— start of Data lines —

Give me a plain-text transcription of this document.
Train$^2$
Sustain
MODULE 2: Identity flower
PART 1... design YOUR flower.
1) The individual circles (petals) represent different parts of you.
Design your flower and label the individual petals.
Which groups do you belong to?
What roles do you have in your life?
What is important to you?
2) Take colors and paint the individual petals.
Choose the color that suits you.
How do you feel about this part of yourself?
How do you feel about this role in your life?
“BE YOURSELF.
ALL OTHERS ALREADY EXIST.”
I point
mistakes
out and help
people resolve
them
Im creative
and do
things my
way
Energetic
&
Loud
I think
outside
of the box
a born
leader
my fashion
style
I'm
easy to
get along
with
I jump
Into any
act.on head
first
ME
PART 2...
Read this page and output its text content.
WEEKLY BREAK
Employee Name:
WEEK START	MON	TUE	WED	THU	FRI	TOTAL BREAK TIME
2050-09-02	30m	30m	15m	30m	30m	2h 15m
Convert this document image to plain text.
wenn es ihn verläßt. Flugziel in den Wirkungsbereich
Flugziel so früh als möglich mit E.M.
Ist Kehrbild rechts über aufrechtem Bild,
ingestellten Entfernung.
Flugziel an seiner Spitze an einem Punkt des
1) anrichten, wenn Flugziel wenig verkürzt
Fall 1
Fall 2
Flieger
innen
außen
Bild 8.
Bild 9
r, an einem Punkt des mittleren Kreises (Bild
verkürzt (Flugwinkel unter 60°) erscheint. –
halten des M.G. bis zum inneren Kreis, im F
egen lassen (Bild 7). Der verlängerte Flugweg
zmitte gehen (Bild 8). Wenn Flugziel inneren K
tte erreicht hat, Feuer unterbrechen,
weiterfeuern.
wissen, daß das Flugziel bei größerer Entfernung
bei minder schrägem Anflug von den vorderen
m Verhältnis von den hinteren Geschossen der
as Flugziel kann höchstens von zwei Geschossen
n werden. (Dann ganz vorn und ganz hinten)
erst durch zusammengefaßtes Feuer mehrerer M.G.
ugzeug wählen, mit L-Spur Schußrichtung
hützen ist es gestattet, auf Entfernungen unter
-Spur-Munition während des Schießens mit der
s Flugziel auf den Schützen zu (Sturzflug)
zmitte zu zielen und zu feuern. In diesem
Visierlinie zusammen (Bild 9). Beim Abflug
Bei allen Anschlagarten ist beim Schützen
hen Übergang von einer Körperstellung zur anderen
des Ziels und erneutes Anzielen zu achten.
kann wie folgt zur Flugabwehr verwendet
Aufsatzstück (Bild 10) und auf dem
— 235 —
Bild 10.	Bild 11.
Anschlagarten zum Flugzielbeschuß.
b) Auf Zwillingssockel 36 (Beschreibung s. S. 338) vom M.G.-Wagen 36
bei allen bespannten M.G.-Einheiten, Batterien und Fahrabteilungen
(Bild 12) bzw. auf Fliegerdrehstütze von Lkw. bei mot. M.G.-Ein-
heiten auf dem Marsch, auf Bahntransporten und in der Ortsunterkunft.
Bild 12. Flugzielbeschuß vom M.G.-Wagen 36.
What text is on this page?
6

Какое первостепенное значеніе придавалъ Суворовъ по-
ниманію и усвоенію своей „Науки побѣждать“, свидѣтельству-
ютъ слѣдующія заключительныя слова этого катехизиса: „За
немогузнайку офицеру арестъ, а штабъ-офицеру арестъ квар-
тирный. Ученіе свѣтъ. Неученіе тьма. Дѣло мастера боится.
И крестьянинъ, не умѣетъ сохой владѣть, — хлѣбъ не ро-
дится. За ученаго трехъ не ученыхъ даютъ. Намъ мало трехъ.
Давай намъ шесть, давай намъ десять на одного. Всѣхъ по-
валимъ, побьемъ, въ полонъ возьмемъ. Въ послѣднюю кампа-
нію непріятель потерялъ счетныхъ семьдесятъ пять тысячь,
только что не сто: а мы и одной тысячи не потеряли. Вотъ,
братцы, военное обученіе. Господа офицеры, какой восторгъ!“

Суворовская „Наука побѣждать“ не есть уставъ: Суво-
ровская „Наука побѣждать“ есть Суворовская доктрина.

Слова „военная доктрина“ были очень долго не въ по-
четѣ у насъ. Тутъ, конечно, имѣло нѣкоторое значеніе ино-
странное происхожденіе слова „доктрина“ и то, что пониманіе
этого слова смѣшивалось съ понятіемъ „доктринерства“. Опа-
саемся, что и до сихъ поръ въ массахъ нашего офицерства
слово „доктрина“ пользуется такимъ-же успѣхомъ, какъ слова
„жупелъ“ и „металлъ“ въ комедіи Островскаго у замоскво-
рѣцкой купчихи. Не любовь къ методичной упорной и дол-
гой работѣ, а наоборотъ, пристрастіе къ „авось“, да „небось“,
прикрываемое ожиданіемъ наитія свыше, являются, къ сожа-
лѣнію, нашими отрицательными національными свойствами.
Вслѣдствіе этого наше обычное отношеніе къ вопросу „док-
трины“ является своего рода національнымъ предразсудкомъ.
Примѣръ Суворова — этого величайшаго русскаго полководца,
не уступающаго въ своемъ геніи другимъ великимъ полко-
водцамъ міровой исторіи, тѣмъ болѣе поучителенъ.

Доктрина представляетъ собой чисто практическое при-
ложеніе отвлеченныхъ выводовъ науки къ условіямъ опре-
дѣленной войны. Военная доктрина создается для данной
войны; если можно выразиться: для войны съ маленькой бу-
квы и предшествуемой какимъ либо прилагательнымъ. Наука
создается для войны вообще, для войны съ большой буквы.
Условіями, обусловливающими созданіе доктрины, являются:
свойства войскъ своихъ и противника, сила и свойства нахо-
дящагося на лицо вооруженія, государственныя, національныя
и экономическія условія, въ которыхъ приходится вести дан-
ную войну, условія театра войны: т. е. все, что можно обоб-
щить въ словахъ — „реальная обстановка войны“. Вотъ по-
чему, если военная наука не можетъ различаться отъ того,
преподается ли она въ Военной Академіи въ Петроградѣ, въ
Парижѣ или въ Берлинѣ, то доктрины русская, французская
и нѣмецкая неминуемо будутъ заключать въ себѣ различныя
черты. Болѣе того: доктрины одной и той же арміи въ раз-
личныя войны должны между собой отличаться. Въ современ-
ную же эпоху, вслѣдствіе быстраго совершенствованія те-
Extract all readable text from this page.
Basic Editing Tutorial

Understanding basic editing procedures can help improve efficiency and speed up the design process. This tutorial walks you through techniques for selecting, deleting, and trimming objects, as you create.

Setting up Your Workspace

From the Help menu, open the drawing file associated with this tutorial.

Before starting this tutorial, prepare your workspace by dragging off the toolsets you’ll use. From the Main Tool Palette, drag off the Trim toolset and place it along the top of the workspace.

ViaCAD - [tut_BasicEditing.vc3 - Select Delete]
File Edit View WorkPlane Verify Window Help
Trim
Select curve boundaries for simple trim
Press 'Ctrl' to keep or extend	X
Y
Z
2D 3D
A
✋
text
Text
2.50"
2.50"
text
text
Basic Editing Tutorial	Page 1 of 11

— end of Data lines —

__Short problem__:
Pick out and copy every line that contains the word "kann".

__Exercise output__:
as Flugziel kann höchstens von zwei Geschossen
kann wie folgt zur Flugabwehr verwendet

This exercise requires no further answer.